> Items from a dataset
__________
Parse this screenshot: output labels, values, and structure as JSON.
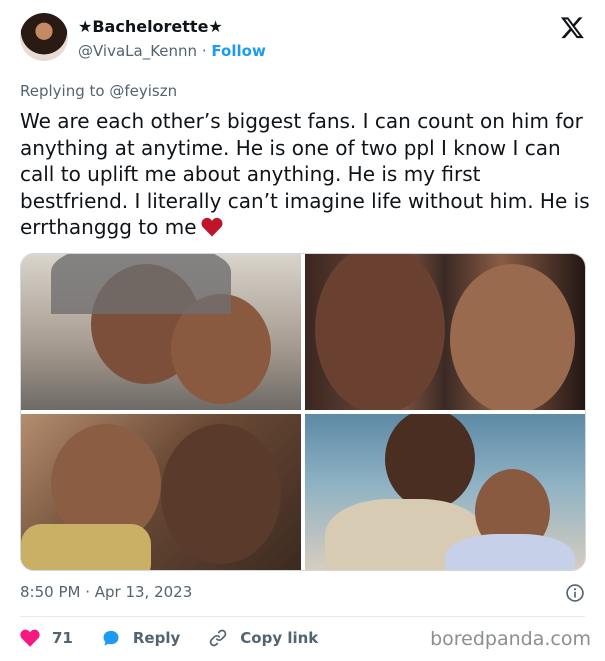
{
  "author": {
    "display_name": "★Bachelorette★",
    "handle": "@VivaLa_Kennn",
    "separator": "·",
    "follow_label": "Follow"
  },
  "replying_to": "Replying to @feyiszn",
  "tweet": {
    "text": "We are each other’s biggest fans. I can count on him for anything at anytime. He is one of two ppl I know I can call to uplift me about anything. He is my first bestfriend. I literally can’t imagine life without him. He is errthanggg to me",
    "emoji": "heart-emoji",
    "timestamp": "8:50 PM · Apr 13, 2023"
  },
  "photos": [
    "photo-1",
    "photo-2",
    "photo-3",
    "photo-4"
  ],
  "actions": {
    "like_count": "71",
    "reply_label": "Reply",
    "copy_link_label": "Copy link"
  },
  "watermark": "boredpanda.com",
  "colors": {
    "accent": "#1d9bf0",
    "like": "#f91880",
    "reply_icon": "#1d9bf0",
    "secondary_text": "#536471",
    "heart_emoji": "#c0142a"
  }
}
__________
Restate the listing above word for word, and skip the pictures.

Parse this screenshot: output labels, values, and structure as JSON.
{
  "author": {
    "display_name": "★Bachelorette★",
    "handle": "@VivaLa_Kennn",
    "separator": "·",
    "follow_label": "Follow"
  },
  "replying_to": "Replying to @feyiszn",
  "tweet": {
    "text": "We are each other’s biggest fans. I can count on him for anything at anytime. He is one of two ppl I know I can call to uplift me about anything. He is my first bestfriend. I literally can’t imagine life without him. He is errthanggg to me",
    "emoji": "heart-emoji",
    "timestamp": "8:50 PM · Apr 13, 2023"
  },
  "photos": [
    "photo-1",
    "photo-2",
    "photo-3",
    "photo-4"
  ],
  "actions": {
    "like_count": "71",
    "reply_label": "Reply",
    "copy_link_label": "Copy link"
  },
  "watermark": "boredpanda.com",
  "colors": {
    "accent": "#1d9bf0",
    "like": "#f91880",
    "reply_icon": "#1d9bf0",
    "secondary_text": "#536471",
    "heart_emoji": "#c0142a"
  }
}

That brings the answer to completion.